(Records from a collection)
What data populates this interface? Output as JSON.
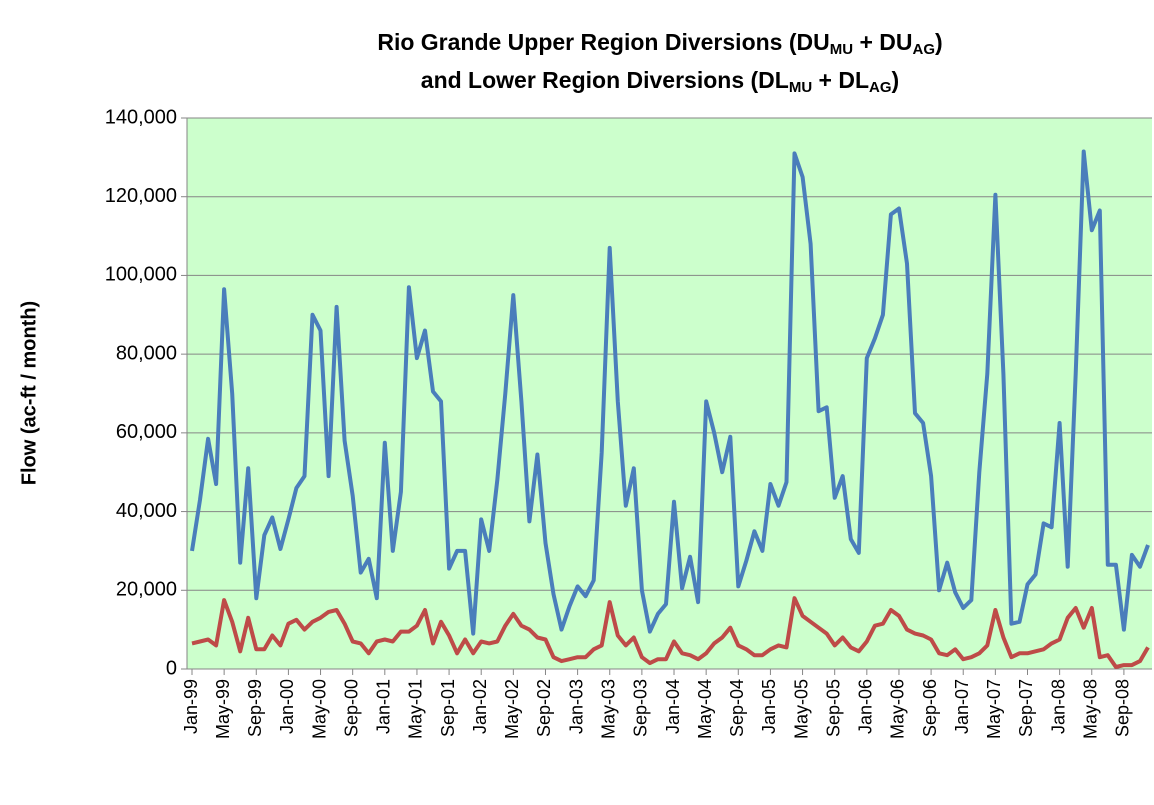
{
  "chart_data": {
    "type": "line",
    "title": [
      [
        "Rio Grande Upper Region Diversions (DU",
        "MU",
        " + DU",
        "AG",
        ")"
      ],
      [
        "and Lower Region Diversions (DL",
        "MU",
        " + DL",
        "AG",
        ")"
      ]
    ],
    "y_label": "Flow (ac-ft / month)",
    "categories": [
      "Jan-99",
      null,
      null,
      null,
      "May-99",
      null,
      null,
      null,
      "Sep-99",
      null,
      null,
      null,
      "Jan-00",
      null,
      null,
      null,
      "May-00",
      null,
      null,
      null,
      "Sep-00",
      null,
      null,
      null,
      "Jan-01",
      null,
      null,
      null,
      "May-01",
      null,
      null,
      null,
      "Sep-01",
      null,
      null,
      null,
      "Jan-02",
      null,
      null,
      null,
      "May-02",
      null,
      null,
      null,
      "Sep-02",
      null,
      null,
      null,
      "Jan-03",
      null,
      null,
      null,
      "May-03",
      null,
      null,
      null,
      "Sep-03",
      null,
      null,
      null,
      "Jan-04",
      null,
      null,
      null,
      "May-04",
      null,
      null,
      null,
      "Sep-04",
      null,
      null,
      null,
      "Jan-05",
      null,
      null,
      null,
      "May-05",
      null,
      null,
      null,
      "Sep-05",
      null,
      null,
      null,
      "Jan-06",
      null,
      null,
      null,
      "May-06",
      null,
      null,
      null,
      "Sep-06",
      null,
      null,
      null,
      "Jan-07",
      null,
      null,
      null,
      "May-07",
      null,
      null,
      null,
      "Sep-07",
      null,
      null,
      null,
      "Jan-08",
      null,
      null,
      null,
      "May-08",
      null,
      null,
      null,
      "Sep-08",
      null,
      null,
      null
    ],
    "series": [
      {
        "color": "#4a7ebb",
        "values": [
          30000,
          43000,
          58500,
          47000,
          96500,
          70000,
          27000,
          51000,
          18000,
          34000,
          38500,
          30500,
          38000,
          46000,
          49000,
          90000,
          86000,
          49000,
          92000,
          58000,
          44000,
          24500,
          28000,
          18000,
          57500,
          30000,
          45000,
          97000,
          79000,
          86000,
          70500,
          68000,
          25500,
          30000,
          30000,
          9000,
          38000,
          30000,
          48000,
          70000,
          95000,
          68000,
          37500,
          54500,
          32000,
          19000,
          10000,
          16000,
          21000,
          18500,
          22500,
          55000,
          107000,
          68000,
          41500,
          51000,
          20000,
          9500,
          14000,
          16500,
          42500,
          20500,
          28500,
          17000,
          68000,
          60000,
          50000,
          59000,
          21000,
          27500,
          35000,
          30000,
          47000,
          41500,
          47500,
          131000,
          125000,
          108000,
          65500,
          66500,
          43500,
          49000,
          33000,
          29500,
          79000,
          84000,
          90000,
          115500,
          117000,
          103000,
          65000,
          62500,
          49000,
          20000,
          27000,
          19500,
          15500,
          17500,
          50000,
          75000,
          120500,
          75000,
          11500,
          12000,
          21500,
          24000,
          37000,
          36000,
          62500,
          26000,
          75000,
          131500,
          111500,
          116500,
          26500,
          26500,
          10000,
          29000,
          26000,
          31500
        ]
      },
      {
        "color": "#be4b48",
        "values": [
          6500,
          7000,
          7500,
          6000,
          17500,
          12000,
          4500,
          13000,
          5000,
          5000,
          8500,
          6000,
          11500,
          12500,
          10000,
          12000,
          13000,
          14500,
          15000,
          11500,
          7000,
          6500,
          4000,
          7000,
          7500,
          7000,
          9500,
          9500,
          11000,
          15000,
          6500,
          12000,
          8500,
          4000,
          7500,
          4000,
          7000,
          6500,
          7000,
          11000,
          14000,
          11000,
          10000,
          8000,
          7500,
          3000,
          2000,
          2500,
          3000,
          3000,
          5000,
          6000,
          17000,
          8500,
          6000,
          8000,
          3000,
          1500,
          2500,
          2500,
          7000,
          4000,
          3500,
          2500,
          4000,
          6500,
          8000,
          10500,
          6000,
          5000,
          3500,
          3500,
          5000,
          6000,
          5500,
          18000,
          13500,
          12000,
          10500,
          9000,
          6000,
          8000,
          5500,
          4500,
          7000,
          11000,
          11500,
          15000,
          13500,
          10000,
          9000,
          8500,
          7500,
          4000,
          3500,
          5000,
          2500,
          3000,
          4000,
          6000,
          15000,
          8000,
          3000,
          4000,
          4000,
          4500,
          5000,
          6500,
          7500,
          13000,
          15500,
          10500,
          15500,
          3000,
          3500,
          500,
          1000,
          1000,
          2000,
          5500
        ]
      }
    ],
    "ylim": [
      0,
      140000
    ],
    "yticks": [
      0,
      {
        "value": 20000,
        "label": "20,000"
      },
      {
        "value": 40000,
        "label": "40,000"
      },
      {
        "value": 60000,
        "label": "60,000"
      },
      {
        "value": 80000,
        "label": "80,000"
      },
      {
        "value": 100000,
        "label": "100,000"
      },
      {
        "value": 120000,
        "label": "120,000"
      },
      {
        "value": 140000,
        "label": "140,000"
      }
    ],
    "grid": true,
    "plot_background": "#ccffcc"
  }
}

#### INSTRUCTIONS FOR THE TASK:
Give the data above again in full and unchanged, skipping the pictures.

#### OUTPUT FOR THIS EXERCISE:
What data populates this interface? Output as JSON.
{
  "chart_data": {
    "type": "line",
    "title": [
      [
        "Rio Grande Upper Region Diversions (DU",
        "MU",
        " + DU",
        "AG",
        ")"
      ],
      [
        "and Lower Region Diversions (DL",
        "MU",
        " + DL",
        "AG",
        ")"
      ]
    ],
    "y_label": "Flow (ac-ft / month)",
    "categories": [
      "Jan-99",
      null,
      null,
      null,
      "May-99",
      null,
      null,
      null,
      "Sep-99",
      null,
      null,
      null,
      "Jan-00",
      null,
      null,
      null,
      "May-00",
      null,
      null,
      null,
      "Sep-00",
      null,
      null,
      null,
      "Jan-01",
      null,
      null,
      null,
      "May-01",
      null,
      null,
      null,
      "Sep-01",
      null,
      null,
      null,
      "Jan-02",
      null,
      null,
      null,
      "May-02",
      null,
      null,
      null,
      "Sep-02",
      null,
      null,
      null,
      "Jan-03",
      null,
      null,
      null,
      "May-03",
      null,
      null,
      null,
      "Sep-03",
      null,
      null,
      null,
      "Jan-04",
      null,
      null,
      null,
      "May-04",
      null,
      null,
      null,
      "Sep-04",
      null,
      null,
      null,
      "Jan-05",
      null,
      null,
      null,
      "May-05",
      null,
      null,
      null,
      "Sep-05",
      null,
      null,
      null,
      "Jan-06",
      null,
      null,
      null,
      "May-06",
      null,
      null,
      null,
      "Sep-06",
      null,
      null,
      null,
      "Jan-07",
      null,
      null,
      null,
      "May-07",
      null,
      null,
      null,
      "Sep-07",
      null,
      null,
      null,
      "Jan-08",
      null,
      null,
      null,
      "May-08",
      null,
      null,
      null,
      "Sep-08",
      null,
      null,
      null
    ],
    "series": [
      {
        "color": "#4a7ebb",
        "values": [
          30000,
          43000,
          58500,
          47000,
          96500,
          70000,
          27000,
          51000,
          18000,
          34000,
          38500,
          30500,
          38000,
          46000,
          49000,
          90000,
          86000,
          49000,
          92000,
          58000,
          44000,
          24500,
          28000,
          18000,
          57500,
          30000,
          45000,
          97000,
          79000,
          86000,
          70500,
          68000,
          25500,
          30000,
          30000,
          9000,
          38000,
          30000,
          48000,
          70000,
          95000,
          68000,
          37500,
          54500,
          32000,
          19000,
          10000,
          16000,
          21000,
          18500,
          22500,
          55000,
          107000,
          68000,
          41500,
          51000,
          20000,
          9500,
          14000,
          16500,
          42500,
          20500,
          28500,
          17000,
          68000,
          60000,
          50000,
          59000,
          21000,
          27500,
          35000,
          30000,
          47000,
          41500,
          47500,
          131000,
          125000,
          108000,
          65500,
          66500,
          43500,
          49000,
          33000,
          29500,
          79000,
          84000,
          90000,
          115500,
          117000,
          103000,
          65000,
          62500,
          49000,
          20000,
          27000,
          19500,
          15500,
          17500,
          50000,
          75000,
          120500,
          75000,
          11500,
          12000,
          21500,
          24000,
          37000,
          36000,
          62500,
          26000,
          75000,
          131500,
          111500,
          116500,
          26500,
          26500,
          10000,
          29000,
          26000,
          31500
        ]
      },
      {
        "color": "#be4b48",
        "values": [
          6500,
          7000,
          7500,
          6000,
          17500,
          12000,
          4500,
          13000,
          5000,
          5000,
          8500,
          6000,
          11500,
          12500,
          10000,
          12000,
          13000,
          14500,
          15000,
          11500,
          7000,
          6500,
          4000,
          7000,
          7500,
          7000,
          9500,
          9500,
          11000,
          15000,
          6500,
          12000,
          8500,
          4000,
          7500,
          4000,
          7000,
          6500,
          7000,
          11000,
          14000,
          11000,
          10000,
          8000,
          7500,
          3000,
          2000,
          2500,
          3000,
          3000,
          5000,
          6000,
          17000,
          8500,
          6000,
          8000,
          3000,
          1500,
          2500,
          2500,
          7000,
          4000,
          3500,
          2500,
          4000,
          6500,
          8000,
          10500,
          6000,
          5000,
          3500,
          3500,
          5000,
          6000,
          5500,
          18000,
          13500,
          12000,
          10500,
          9000,
          6000,
          8000,
          5500,
          4500,
          7000,
          11000,
          11500,
          15000,
          13500,
          10000,
          9000,
          8500,
          7500,
          4000,
          3500,
          5000,
          2500,
          3000,
          4000,
          6000,
          15000,
          8000,
          3000,
          4000,
          4000,
          4500,
          5000,
          6500,
          7500,
          13000,
          15500,
          10500,
          15500,
          3000,
          3500,
          500,
          1000,
          1000,
          2000,
          5500
        ]
      }
    ],
    "ylim": [
      0,
      140000
    ],
    "yticks": [
      0,
      {
        "value": 20000,
        "label": "20,000"
      },
      {
        "value": 40000,
        "label": "40,000"
      },
      {
        "value": 60000,
        "label": "60,000"
      },
      {
        "value": 80000,
        "label": "80,000"
      },
      {
        "value": 100000,
        "label": "100,000"
      },
      {
        "value": 120000,
        "label": "120,000"
      },
      {
        "value": 140000,
        "label": "140,000"
      }
    ],
    "grid": true,
    "plot_background": "#ccffcc"
  }
}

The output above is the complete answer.